[Text shown]:
When an employer asks a job applicant what his or her salary expectations are without providing the applicant any information about the pay for the position, women and people of color lose out. Studies show that women often ask for less when they negotiate than men.22 This is true even when the women applicants are otherwise equally qualified and applying for similar jobs as their male counterparts.23 Moreover, it is a common practice for job applicants to ask for an amount that is a 10 to 20 percent increase over their prior salary.24 Given that women and people of color are, on average, paid less than white, non-Hispanic men, they would have to request a particularly large percentage increase over their current pay for their request to be on par with their white, non-Hispanic male counterparts, which they are unlikely to do given the anchoring effect of their current or previous pay.

Many employers, especially in the private sector, are not transparent about pay ranges for positions even though, according to a study by, 85 percent of employers use pay ranges to structure compensation programs.25 Even if they don’t have established pay ranges, all employers must budget an amount for the position for which they are hiring. But when employers hold all of the salary information, they are at a significant advantage in negotiating the lowest possible salary and women and people of color lose out.

Fortunately, studies show that when job applicants are clearly informed about the context for negotiations, including the types of compensation, benefits, or conditions that are negotiable, or the typical pay for the position, women are more willing to negotiate, more successful in negotiating, and the gender wage gap narrows.26 The much narrower wage gap in the public sector – where agencies typically have transparent and public pay structures – is further evidence that greater pay transparency helps reduce wage disparities. Nationally, the gender-based wage gap for all full-time workers, based on median earnings, is 20 percent, but in the federal government, where pay rates are publicly available,27 the gender-based wage gap in 2012 was 13 percent.28 Since employers tend to anchor salary negotiations, consciously or subconsciously, on the job applicant’s first request, providing applicants with a salary range that the employer is willing to pay helps level the negotiating playing field and reduces gender and racial wage gaps.

III. HB 512 Would Play an Important Role in Closing Persistent Gender and Racial Wage Gaps

HB 512 would play an important role in breaking the cycle of wage discrimination and closing the wage gap in Maryland.

A. Ending the detrimental reliance on salary history

Under the bill, an employer is prohibited from relying on the prior salary of a job applicant or employee in screening or considering the applicant for employment or in determining his or her wages. Nor can an employer seek the salary history from an applicant or from an applicant or employee’s former employer. These provisions will help ensure that job applicants are evaluated and compensated based on their skills for the jobs to which they have applied, not their gender or race, nor their apparent value to a previous employer or other factors unrelated to an applicant’s fit for the job. In other words, the bill ensures that employers pay employees for their new job, not their old one. The bill does provide, however, that an applicant or employee may voluntarily provide their salary history and the employer may rely on that information to support paying a higher wage than that offered by the employer.

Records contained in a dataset
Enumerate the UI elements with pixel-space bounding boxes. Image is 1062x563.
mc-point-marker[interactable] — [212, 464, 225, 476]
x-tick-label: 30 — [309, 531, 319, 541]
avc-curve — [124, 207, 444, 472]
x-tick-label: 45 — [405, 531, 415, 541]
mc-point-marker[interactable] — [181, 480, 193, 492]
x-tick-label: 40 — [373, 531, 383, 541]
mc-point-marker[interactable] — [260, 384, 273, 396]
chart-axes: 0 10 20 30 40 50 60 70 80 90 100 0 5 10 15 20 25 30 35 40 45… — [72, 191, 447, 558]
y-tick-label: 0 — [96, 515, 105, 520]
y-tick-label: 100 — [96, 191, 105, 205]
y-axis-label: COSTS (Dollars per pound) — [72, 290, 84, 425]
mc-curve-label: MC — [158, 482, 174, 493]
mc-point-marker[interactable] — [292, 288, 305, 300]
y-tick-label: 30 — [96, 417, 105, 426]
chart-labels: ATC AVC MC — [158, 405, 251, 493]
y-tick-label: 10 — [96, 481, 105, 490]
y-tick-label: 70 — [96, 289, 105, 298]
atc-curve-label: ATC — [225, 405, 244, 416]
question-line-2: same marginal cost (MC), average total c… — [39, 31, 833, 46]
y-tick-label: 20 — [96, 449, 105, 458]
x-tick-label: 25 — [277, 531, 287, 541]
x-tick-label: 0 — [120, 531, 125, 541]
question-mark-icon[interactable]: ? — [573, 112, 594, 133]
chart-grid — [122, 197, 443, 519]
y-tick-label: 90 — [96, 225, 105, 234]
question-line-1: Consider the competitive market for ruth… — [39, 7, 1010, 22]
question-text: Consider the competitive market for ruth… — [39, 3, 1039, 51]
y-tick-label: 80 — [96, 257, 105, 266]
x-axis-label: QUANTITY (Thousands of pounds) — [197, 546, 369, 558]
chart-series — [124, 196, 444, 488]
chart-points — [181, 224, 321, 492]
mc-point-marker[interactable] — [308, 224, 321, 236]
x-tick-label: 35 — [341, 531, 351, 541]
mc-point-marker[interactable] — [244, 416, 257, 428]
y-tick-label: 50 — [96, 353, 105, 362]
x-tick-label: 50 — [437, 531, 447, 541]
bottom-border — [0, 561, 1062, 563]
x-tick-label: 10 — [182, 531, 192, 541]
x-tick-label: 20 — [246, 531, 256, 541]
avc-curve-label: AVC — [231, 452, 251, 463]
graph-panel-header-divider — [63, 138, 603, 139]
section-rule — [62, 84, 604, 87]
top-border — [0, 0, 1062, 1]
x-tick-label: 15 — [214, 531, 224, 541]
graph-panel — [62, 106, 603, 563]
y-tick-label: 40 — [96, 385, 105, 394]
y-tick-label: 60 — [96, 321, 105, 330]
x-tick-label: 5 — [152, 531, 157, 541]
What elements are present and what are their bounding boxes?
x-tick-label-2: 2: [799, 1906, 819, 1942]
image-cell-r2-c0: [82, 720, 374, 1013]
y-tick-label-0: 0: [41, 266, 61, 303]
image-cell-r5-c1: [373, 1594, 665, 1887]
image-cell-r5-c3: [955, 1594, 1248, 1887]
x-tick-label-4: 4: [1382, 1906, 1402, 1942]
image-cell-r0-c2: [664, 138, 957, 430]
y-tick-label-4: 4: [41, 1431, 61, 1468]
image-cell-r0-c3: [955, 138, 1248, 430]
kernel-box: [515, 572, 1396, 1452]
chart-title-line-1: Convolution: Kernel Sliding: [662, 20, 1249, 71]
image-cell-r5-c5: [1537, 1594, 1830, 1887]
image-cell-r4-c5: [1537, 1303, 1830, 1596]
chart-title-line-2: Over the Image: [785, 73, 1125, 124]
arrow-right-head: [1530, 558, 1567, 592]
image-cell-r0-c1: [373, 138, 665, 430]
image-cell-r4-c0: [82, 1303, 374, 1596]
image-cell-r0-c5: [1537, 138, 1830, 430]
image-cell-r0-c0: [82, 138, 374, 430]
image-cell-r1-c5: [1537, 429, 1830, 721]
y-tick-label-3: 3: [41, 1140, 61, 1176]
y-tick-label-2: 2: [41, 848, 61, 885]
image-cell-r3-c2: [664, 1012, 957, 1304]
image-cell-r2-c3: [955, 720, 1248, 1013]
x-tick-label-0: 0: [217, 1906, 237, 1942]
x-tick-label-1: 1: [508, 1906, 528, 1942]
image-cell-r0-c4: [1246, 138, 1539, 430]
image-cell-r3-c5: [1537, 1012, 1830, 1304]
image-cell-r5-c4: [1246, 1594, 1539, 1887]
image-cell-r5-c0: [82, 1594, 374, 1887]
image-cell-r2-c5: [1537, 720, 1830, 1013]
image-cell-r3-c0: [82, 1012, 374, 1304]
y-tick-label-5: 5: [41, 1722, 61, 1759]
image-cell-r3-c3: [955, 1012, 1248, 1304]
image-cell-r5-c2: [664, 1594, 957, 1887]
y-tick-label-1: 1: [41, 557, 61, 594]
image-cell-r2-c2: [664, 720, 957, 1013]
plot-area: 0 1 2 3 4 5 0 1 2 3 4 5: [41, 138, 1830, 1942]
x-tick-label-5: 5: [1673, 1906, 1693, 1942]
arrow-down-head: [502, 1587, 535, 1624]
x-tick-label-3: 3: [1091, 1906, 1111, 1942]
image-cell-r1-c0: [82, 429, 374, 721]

[Set problem]:
In the pay transparency text, copy the passage from "Many employers, especially" to "and women and people of color lose out.", substituting "salary bands" for "pay ranges". Use only the text to complete the work.

[The solution]:
Many employers, especially in the private sector, are not transparent about salary bands for positions even though, according to a study by, 85 percent of employers use salary bands to structure compensation programs.25 Even if they don’t have established salary bands, all employers must budget an amount for the position for which they are hiring. But when employers hold all of the salary information, they are at a significant advantage in negotiating the lowest possible salary and women and people of color lose out.